● **EXTRACTED RECORDS**:

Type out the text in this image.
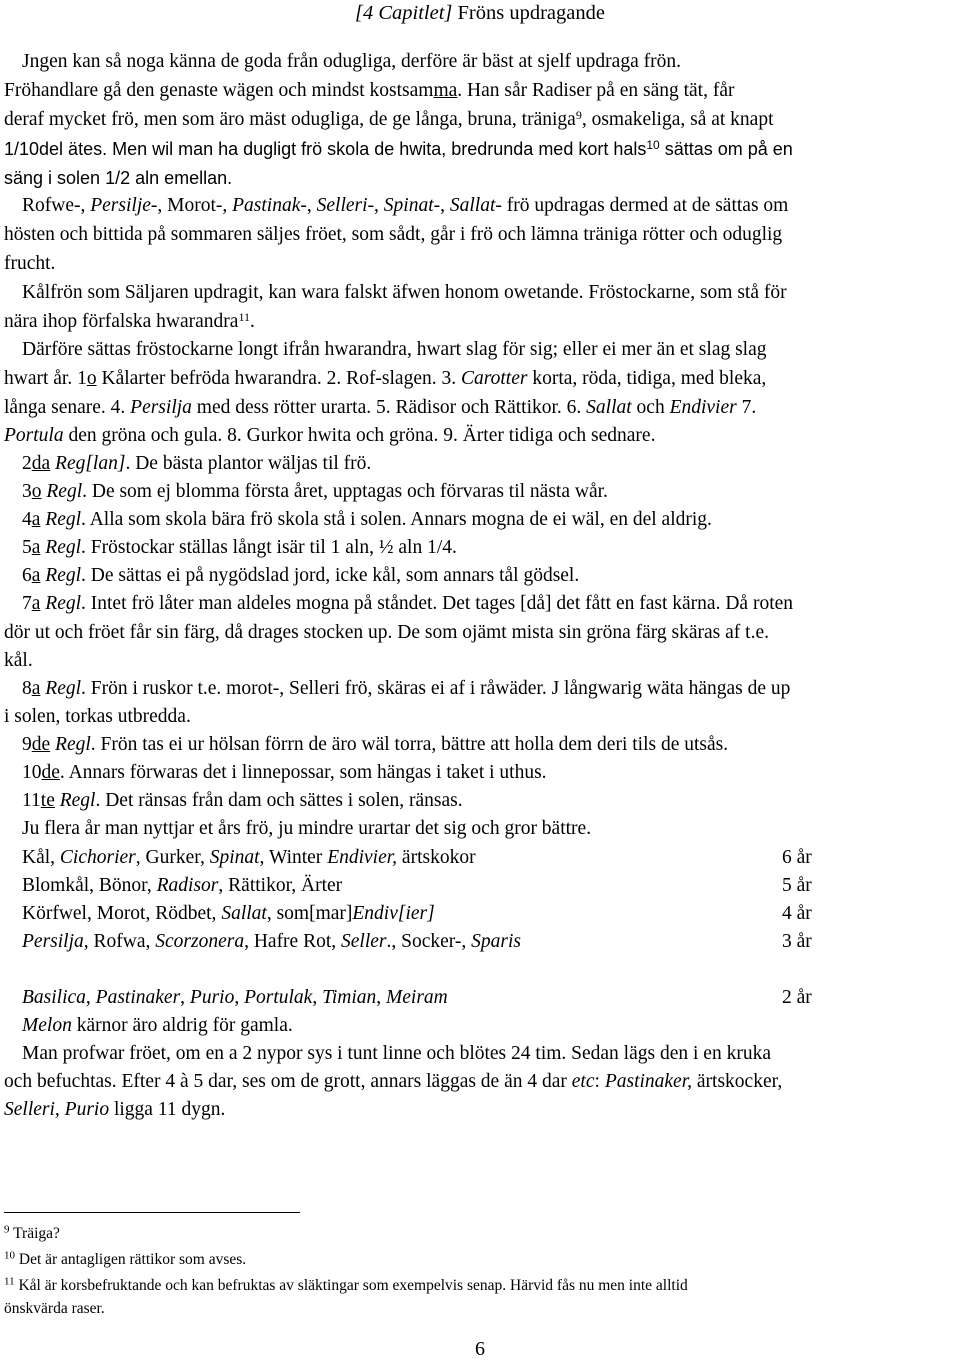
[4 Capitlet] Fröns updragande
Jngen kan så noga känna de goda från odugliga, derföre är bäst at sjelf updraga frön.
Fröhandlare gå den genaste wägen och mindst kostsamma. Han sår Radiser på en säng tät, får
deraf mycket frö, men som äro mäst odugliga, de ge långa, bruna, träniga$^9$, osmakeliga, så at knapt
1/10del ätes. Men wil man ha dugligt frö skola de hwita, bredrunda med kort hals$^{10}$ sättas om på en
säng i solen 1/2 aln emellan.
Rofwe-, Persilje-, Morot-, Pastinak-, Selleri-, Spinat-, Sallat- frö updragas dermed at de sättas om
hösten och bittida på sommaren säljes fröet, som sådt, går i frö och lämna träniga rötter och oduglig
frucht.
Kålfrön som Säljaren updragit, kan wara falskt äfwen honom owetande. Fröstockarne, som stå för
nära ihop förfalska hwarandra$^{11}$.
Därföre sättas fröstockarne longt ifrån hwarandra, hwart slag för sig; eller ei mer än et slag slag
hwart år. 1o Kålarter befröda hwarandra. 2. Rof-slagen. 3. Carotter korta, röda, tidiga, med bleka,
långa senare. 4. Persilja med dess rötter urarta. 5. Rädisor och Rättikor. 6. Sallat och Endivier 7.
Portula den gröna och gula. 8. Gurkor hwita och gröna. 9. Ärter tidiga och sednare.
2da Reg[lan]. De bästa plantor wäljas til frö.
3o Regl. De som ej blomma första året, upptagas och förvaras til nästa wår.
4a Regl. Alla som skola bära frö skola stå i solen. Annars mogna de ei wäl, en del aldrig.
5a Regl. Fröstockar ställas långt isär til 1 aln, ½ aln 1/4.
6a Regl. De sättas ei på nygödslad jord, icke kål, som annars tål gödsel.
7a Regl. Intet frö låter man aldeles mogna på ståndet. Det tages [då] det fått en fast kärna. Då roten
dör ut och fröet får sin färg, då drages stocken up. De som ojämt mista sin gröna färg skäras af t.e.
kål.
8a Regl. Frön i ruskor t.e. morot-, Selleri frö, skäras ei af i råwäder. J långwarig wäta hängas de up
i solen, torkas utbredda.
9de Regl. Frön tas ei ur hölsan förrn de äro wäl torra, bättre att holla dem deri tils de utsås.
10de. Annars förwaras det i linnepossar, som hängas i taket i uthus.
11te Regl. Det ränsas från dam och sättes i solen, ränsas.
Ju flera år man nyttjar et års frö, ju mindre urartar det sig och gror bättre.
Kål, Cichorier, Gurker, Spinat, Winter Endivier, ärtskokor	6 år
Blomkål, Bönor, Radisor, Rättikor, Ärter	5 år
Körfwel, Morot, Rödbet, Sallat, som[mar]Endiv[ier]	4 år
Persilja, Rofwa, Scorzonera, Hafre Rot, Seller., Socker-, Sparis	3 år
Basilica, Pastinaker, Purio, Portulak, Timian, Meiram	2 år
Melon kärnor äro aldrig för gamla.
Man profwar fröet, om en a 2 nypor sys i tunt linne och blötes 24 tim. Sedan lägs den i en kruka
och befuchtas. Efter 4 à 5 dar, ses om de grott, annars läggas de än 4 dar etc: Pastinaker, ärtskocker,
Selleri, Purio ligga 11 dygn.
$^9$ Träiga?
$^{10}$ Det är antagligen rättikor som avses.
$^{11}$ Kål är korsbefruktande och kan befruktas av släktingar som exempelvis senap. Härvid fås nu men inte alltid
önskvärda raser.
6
==
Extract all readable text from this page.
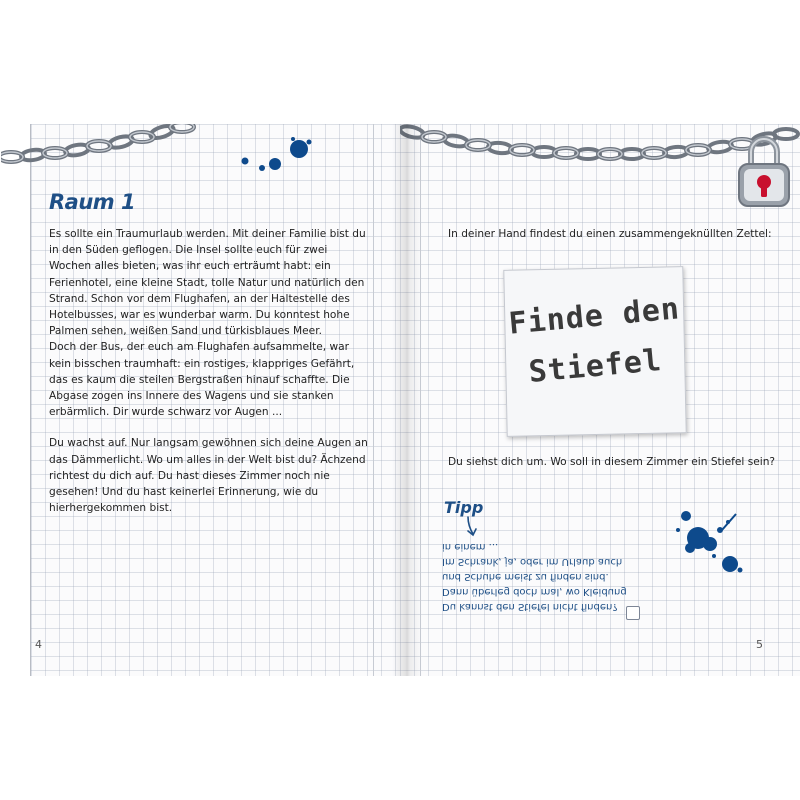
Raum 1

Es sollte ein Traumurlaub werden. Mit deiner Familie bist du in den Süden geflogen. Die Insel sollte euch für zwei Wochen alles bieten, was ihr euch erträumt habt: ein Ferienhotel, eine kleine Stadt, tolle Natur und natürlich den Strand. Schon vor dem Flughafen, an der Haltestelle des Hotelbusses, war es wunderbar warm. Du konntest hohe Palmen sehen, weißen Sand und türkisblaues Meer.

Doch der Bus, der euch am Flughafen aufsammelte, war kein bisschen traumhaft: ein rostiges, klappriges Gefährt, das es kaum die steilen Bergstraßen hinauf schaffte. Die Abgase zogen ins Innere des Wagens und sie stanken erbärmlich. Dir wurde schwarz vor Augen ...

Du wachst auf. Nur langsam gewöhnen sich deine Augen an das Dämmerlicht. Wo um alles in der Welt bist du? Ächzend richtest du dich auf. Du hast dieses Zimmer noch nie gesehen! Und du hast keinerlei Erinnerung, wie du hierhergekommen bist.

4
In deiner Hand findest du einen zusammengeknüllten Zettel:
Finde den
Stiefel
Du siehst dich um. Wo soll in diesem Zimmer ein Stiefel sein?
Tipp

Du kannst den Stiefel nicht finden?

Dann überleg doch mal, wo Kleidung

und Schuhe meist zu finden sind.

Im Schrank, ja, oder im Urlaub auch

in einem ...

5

● **SET PROBLEM**: Return every line containing "hwart".

● **ANSWER TO THIS EXERCISE**:
Därföre sättas fröstockarne longt ifrån hwarandra, hwart slag för sig; eller ei mer än et slag slag
hwart år. 1o Kålarter befröda hwarandra. 2. Rof-slagen. 3. Carotter korta, röda, tidiga, med bleka,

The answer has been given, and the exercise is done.